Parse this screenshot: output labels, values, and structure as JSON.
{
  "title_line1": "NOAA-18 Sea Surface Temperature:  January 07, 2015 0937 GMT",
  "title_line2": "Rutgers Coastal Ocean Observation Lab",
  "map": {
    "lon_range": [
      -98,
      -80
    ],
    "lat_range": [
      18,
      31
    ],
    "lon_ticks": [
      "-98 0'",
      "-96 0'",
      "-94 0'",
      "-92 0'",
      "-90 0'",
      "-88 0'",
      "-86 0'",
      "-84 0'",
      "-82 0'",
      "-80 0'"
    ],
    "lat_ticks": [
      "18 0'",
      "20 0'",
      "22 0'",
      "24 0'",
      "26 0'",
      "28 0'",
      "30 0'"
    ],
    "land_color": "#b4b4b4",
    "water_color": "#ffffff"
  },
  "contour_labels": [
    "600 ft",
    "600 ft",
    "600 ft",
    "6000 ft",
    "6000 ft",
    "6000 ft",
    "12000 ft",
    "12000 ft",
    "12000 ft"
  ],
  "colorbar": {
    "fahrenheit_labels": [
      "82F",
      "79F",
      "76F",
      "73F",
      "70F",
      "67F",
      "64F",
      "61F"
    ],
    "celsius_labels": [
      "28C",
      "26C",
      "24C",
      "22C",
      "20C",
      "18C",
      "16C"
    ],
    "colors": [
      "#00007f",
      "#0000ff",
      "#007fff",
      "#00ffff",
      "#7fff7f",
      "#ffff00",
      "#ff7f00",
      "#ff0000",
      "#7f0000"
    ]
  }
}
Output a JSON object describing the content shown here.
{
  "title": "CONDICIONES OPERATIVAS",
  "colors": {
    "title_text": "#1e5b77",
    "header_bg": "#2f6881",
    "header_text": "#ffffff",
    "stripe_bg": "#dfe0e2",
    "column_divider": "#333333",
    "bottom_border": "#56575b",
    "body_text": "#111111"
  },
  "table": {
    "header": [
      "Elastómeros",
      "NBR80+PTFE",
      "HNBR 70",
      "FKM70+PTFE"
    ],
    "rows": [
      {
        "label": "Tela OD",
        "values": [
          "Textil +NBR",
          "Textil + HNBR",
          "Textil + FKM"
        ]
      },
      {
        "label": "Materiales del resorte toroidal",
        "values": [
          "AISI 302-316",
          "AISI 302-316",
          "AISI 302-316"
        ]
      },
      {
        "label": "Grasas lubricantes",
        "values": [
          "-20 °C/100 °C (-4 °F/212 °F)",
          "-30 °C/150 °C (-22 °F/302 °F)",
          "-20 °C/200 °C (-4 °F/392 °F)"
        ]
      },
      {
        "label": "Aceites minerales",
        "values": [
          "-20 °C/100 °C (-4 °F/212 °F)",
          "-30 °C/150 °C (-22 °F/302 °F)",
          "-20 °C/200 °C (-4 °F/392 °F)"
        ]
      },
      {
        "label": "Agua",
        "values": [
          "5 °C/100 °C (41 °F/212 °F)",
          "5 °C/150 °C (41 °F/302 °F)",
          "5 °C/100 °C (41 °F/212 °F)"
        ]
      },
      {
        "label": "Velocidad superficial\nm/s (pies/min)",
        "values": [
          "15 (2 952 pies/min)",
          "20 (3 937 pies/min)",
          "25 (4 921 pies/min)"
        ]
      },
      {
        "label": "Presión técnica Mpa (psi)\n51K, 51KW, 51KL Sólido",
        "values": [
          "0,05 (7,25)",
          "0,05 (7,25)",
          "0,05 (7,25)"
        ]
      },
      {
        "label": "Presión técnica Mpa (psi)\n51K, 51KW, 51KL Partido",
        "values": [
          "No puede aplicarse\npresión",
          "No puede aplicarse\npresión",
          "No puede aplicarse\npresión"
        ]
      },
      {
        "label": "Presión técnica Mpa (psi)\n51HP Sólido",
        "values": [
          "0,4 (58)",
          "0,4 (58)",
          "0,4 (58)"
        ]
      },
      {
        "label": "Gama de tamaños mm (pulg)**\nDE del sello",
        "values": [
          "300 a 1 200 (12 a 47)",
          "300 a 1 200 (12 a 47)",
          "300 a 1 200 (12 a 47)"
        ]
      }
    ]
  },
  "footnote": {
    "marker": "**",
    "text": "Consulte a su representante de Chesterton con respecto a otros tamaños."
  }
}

▸ **Stated exercise**: Determine the number of lines containing "técnica". Write only that number.

▸ **In response**: 3